#### TASK OBJECTIVE:
Render the rows below as a numbered list, taking everything from the row containing "Localize each UI" down to the row containing "node-label: ECOJOULE PLUS", both included. Leave out any blank lines.

[Data listing]
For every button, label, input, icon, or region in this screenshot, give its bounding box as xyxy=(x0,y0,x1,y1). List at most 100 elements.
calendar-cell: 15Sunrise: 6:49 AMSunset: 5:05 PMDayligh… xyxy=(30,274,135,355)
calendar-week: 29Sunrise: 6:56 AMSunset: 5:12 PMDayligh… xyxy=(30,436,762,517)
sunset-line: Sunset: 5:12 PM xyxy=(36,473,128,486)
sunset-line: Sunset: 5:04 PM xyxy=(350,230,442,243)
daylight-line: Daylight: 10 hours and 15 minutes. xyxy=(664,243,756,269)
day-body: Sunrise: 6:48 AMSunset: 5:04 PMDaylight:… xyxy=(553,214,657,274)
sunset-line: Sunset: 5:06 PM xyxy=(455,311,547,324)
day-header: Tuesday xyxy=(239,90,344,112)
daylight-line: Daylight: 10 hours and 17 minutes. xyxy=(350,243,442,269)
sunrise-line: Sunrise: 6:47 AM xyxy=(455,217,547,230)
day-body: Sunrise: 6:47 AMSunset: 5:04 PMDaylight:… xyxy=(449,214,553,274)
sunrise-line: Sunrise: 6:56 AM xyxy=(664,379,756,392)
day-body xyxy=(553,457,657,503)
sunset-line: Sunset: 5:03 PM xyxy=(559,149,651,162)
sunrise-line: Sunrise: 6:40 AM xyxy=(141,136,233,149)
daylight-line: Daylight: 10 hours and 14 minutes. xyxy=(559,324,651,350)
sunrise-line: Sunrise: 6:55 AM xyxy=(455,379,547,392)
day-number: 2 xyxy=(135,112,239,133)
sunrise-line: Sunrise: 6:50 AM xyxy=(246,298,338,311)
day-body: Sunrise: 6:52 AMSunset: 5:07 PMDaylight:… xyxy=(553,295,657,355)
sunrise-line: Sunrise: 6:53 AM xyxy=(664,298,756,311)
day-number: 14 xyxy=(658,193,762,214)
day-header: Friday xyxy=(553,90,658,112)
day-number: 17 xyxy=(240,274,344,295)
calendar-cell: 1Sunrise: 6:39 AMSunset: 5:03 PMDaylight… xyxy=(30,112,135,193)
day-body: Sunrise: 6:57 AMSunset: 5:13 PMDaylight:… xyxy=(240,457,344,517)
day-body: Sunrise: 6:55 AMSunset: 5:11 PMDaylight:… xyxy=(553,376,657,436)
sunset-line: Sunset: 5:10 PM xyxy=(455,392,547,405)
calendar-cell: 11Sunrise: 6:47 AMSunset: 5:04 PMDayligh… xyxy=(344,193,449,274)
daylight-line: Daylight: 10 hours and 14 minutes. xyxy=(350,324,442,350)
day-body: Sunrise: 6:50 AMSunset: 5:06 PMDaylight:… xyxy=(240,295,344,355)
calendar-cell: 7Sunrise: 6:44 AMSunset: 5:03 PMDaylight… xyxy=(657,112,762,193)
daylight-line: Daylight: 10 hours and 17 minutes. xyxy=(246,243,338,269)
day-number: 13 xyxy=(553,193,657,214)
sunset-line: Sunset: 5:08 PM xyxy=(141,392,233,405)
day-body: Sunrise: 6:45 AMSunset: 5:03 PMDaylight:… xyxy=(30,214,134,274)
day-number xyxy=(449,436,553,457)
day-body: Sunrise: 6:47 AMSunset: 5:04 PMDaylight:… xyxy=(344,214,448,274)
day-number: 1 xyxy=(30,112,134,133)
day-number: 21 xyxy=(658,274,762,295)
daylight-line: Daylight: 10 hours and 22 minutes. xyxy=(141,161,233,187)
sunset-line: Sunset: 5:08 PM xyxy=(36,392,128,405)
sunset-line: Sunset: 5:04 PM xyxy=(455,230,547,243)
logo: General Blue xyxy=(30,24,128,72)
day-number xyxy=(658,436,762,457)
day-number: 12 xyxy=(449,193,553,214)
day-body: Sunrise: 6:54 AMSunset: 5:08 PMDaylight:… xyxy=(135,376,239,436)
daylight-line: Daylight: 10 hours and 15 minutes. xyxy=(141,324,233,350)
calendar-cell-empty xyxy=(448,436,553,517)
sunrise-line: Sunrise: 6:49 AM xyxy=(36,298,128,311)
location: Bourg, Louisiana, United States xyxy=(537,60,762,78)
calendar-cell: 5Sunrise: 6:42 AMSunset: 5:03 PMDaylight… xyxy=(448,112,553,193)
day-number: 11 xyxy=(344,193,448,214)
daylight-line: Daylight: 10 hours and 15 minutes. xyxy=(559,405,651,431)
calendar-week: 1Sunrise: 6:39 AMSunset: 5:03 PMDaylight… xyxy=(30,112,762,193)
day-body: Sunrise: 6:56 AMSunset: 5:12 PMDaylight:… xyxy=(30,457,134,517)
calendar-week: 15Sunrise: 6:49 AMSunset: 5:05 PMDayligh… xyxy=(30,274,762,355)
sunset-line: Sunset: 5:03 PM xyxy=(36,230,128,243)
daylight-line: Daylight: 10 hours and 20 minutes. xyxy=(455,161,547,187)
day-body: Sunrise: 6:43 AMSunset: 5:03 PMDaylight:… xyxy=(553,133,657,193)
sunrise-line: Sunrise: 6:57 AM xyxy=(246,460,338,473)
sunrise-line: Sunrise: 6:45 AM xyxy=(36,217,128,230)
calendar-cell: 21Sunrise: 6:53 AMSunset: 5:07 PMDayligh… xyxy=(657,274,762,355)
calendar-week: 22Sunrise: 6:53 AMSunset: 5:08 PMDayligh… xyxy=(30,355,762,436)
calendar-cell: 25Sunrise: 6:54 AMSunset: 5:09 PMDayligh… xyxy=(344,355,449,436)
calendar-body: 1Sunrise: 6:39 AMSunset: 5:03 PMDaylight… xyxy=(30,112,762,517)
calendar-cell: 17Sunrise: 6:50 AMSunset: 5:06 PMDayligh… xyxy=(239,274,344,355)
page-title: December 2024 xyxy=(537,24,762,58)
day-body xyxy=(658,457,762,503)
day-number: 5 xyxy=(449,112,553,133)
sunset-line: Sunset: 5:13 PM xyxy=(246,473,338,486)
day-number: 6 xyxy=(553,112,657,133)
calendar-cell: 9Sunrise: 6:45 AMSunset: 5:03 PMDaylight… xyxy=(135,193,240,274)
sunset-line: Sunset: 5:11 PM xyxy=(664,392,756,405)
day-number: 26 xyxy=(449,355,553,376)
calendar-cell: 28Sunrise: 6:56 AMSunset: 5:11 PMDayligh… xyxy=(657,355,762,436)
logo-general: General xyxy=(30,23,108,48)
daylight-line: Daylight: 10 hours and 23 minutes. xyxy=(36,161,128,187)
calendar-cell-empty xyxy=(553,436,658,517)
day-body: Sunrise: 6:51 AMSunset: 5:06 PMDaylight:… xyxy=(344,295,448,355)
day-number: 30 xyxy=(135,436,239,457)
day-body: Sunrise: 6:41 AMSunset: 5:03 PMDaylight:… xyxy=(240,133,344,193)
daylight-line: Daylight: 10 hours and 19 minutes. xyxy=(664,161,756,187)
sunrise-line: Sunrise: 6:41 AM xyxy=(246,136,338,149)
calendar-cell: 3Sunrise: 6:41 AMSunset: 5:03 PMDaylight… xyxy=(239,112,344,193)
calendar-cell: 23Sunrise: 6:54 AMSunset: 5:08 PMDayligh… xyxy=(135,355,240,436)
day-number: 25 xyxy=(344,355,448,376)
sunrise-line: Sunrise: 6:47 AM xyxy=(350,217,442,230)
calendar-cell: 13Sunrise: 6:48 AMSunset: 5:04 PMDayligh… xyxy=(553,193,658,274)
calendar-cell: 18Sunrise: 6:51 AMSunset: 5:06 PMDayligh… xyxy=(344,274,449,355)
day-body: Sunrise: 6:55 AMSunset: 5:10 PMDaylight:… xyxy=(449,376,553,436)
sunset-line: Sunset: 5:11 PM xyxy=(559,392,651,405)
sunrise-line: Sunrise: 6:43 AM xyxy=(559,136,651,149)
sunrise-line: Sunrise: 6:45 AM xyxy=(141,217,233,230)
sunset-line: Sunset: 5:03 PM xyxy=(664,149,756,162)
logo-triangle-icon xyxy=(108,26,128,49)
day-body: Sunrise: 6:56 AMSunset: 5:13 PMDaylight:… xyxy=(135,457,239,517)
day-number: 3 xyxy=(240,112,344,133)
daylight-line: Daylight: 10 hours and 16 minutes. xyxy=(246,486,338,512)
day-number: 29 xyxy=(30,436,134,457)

* * *

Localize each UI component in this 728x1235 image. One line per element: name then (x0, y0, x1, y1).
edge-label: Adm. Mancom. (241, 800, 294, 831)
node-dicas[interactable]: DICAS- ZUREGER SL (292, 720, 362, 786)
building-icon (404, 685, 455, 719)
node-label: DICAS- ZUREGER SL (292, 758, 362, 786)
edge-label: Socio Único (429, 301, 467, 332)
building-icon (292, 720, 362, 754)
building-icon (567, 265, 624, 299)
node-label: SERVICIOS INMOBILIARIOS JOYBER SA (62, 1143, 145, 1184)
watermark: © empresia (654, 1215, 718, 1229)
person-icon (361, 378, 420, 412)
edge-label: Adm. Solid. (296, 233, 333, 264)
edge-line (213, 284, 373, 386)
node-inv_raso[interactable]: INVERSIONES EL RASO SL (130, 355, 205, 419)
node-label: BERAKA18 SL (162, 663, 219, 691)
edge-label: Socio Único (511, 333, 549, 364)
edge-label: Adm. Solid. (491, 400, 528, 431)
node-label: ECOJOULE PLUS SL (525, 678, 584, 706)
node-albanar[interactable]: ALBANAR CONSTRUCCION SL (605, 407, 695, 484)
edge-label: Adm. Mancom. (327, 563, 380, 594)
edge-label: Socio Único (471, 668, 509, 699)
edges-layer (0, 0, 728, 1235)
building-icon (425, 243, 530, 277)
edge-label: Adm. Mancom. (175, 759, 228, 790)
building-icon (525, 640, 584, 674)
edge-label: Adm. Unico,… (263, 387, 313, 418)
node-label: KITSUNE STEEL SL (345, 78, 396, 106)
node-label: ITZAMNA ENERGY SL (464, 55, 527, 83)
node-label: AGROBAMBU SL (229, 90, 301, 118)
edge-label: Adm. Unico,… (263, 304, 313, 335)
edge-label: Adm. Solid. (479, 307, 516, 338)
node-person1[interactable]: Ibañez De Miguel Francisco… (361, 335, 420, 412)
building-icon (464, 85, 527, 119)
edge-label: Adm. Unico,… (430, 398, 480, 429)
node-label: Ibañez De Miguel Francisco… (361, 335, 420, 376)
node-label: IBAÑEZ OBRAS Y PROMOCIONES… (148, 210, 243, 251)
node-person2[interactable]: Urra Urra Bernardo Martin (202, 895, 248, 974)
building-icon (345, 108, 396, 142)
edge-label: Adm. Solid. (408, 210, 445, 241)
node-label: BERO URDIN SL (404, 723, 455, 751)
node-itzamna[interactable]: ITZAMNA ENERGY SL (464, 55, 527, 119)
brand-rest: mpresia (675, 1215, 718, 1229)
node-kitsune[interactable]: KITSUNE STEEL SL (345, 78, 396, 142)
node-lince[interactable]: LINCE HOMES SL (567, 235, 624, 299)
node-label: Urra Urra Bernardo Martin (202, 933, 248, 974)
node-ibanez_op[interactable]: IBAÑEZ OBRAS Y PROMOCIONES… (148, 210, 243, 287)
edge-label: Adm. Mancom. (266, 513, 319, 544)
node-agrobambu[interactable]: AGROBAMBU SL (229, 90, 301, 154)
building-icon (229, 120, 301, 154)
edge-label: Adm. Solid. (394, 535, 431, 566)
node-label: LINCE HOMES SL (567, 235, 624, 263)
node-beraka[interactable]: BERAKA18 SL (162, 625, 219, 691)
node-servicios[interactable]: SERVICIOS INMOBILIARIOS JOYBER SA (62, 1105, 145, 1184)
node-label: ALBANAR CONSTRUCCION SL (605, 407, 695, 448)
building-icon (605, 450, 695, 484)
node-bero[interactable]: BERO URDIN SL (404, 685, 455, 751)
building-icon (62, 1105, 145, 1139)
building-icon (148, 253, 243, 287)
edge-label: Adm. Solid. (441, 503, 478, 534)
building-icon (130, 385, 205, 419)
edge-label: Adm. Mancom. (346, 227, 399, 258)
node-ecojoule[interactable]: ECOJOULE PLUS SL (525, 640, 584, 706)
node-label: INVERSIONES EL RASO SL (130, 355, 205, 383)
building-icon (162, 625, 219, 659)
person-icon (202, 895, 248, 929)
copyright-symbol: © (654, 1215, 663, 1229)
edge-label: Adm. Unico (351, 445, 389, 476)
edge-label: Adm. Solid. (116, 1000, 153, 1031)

#### OUTPUT FOR THIS EXERCISE:
1. Localize each UI component in this 728x1235 image. One line per element: name then (x0, y0, x1, y1).
2. edge-label: Adm. Mancom. (241, 800, 294, 831)
3. node-dicas[interactable]: DICAS- ZUREGER SL (292, 720, 362, 786)
4. building-icon (404, 685, 455, 719)
5. node-label: DICAS- ZUREGER SL (292, 758, 362, 786)
6. edge-label: Socio Único (429, 301, 467, 332)
7. building-icon (292, 720, 362, 754)
8. building-icon (567, 265, 624, 299)
9. node-label: SERVICIOS INMOBILIARIOS JOYBER SA (62, 1143, 145, 1184)
10. watermark: © empresia (654, 1215, 718, 1229)
11. person-icon (361, 378, 420, 412)
12. edge-label: Adm. Solid. (296, 233, 333, 264)
13. edge-line (213, 284, 373, 386)
14. node-inv_raso[interactable]: INVERSIONES EL RASO SL (130, 355, 205, 419)
15. node-label: BERAKA18 SL (162, 663, 219, 691)
16. edge-label: Socio Único (511, 333, 549, 364)
17. edge-label: Adm. Solid. (491, 400, 528, 431)
18. node-label: ECOJOULE PLUS SL (525, 678, 584, 706)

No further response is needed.